---------- Document text ----------
Since this is 2025 and we’re all affected by the «fear of missing out» syndrome, I decided to investigate what such a scenario would actually cost in terms of perf. So I set out to implement a second version of my TreeList, backed by a multi-array list instead of a pool of tables.

When it comes to the tree algos (traversals, appends, etc.), they’re the same.

In order to compare the versions, I created a program which can take cli arguments to trigger the use of either of the data structs. The programs will then be loaded in p.o.o.p. or hyperfine for comparison.

The basic execution run looks as follows:

const BenchmarkConfig = struct {
  num_trees: usize = 1000,
  nodes_per_tree: usize = 100_000,
  // […]
};

Obviously, I’ve picked the worst possible usage scenario for the multiarray list, here:

const MA_MediumNode = struct {
    value: i32,
    extra_data: [10]i32 = [_]i32{0} ** 10,
    child: ?u32 = null,
    sibling: ?u32 = null,
    parent: ?u32 = null,
};

const MA_LargeNode = struct {
    value: i32,
    // 10x larger than medium
    extra_data: [100]i32 = [_]i32{0} ** 100, 
    child: ?u32 = null,
    sibling: ?u32 = null,
    parent: ?u32 = null,
};

This is the worst possible scenario because here the smaller nodes are taking up as much memory as the larger ones - even though the larger ones are 10 times as large. This means that every time you want to traverse a node, you must load up the largest possible memory occupation of all the variants into the CPU. And more memory generally means slower loads.
----------
* **Tasks to perform**
A. In the TreeList benchmark text, swap "pool of tables" for "table pool" and write out the part that opens with the words containing "Since this is" and closes with "they’re the same.".
B. Carry on the TreeList benchmark text from the point where it stops.
The items that come next have nothing to do with the TreeList benchmark text.
---------- Dataset entries ----------
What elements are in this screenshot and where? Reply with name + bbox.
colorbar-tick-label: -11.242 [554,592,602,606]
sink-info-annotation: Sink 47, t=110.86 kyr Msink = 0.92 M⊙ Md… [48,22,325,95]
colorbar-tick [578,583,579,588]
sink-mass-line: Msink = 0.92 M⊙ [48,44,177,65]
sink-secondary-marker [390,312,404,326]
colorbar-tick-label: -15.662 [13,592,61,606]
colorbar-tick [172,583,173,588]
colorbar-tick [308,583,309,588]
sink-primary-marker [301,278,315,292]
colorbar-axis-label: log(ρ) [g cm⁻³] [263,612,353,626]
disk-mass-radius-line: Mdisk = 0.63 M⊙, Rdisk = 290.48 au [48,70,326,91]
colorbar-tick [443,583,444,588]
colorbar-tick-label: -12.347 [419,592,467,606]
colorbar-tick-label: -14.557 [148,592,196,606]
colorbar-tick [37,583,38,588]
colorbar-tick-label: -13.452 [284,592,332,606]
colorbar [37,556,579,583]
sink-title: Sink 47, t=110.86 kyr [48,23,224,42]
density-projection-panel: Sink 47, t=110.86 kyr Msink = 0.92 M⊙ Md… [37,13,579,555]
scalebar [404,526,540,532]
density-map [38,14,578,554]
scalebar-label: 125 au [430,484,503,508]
----------
* **Expected outputs**
A.
Since this is 2025 and we’re all affected by the «fear of missing out» syndrome, I decided to investigate what such a scenario would actually cost in terms of perf. So I set out to implement a second version of my TreeList, backed by a multi-array list instead of a table pool.

When it comes to the tree algos (traversals, appends, etc.), they’re the same.

B.
To be noted that the MultiArrayList gets a tiny leg up on the array-pool here, since the latter’s Locations must take up a u64 instead of a u32 to perform indexing. That’s because, in the array-pool’s Location, the first 32 bits are used to identify into which of the tables we need to index - whereas the multi-array list only uses one table under the hood.

const TL_SmallNode = struct {
    value: i32,
    child: ?u64 = null,
    sibling: ?u64 = null,
    parent: ?u64 = null,
};

Obviously, you could work your structs so that they align with the size of cache lines. This is not the case here, which makes things worse. When it comes to backtracking through the tree with my state-machine approach, the multi-array list’s tagged unions quickly become expensive.

The run gives me:

hyperfine "./zig-out/bin/benchmark --impl=treelist" "./zig-out/bin/benchmark --impl=multiarray" 
Benchmark 1: ./zig-out/bin/benchmark --impl=treelist
  Time (mean ± σ):      1.879 s ±  0.006 s    [User: 1.757 s, System: 0.122 s]
  Range (min … max):    1.872 s …  1.890 s    10 runs
 
Benchmark 2: ./zig-out/bin/benchmark --impl=multiarray
  Time (mean ± σ):      6.754 s ±  0.078 s    [User: 5.296 s, System: 1.177 s]
  Range (min … max):    6.664 s …  6.897 s    10 runs
 
Summary
  ./zig-out/bin/benchmark --impl=treelist ran
    3.59 ± 0.04 times faster than ./zig-out/bin/benchmark --impl=multiarray

But that’s just for running insertions.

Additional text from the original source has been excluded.